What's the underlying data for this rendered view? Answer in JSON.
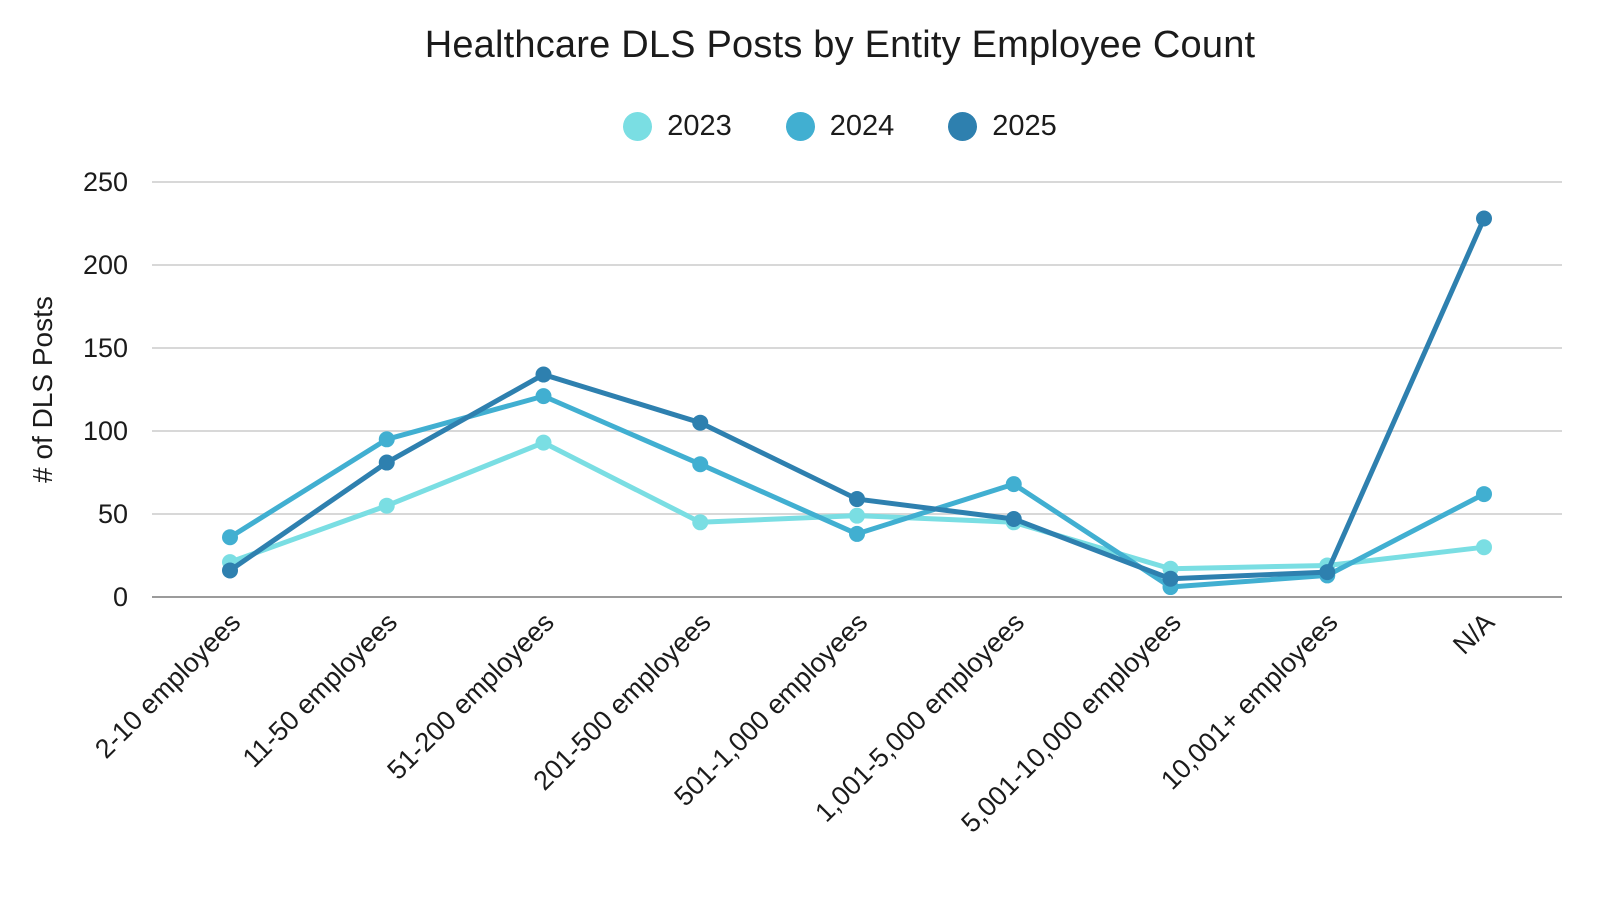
{
  "chart": {
    "title": "Healthcare DLS Posts by Entity Employee Count"
  },
  "chart_data": {
    "type": "line",
    "title": "Healthcare DLS Posts by Entity Employee Count",
    "xlabel": "",
    "ylabel": "# of DLS Posts",
    "ylim": [
      0,
      250
    ],
    "yticks": [
      0,
      50,
      100,
      150,
      200,
      250
    ],
    "grid": true,
    "legend_position": "top",
    "marker": "circle",
    "categories": [
      "2-10 employees",
      "11-50 employees",
      "51-200 employees",
      "201-500 employees",
      "501-1,000 employees",
      "1,001-5,000 employees",
      "5,001-10,000 employees",
      "10,001+ employees",
      "N/A"
    ],
    "series": [
      {
        "name": "2023",
        "color": "#7ADEE3",
        "values": [
          21,
          55,
          93,
          45,
          49,
          45,
          17,
          19,
          30
        ]
      },
      {
        "name": "2024",
        "color": "#41AFD1",
        "values": [
          36,
          95,
          121,
          80,
          38,
          68,
          6,
          13,
          62
        ]
      },
      {
        "name": "2025",
        "color": "#2E80AF",
        "values": [
          16,
          81,
          134,
          105,
          59,
          47,
          11,
          15,
          228
        ]
      }
    ],
    "colors": {
      "gridline": "#d8d8d8",
      "zero_axis": "#9b9b9b",
      "text": "#1b1b1b"
    }
  }
}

EXERCISE AIM
Tally the lines in the listing that hold "Entity" and report the number alone.

RESULT OF THE EXERCISE
2